>> start DATA ENTRIES
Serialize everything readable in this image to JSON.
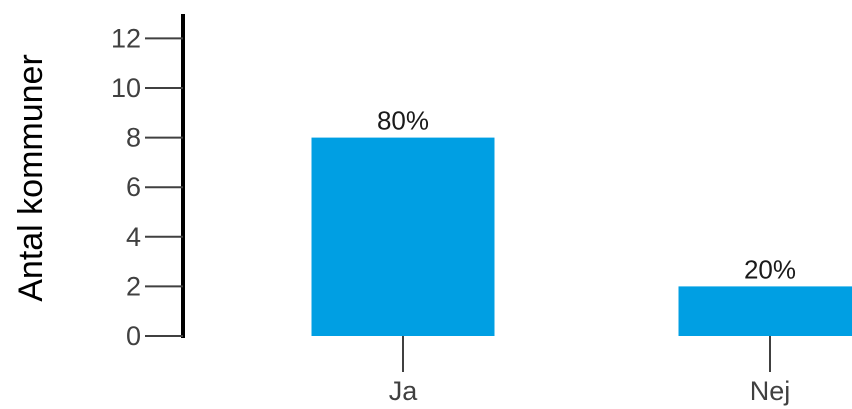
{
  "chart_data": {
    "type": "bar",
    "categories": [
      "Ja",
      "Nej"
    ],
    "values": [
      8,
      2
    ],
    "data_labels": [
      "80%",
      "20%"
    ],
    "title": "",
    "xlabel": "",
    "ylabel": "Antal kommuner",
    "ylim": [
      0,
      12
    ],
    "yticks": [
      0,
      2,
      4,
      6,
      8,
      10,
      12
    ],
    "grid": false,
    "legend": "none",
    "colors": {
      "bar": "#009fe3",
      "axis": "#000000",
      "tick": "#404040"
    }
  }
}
>> end DATA ENTRIES
WORK TO COMPLETE: Transcribe every record above exactly, leaving out the pictures.

TASK RESPONSE:
Serialize everything readable in this image to JSON.
{
  "chart_data": {
    "type": "bar",
    "categories": [
      "Ja",
      "Nej"
    ],
    "values": [
      8,
      2
    ],
    "data_labels": [
      "80%",
      "20%"
    ],
    "title": "",
    "xlabel": "",
    "ylabel": "Antal kommuner",
    "ylim": [
      0,
      12
    ],
    "yticks": [
      0,
      2,
      4,
      6,
      8,
      10,
      12
    ],
    "grid": false,
    "legend": "none",
    "colors": {
      "bar": "#009fe3",
      "axis": "#000000",
      "tick": "#404040"
    }
  }
}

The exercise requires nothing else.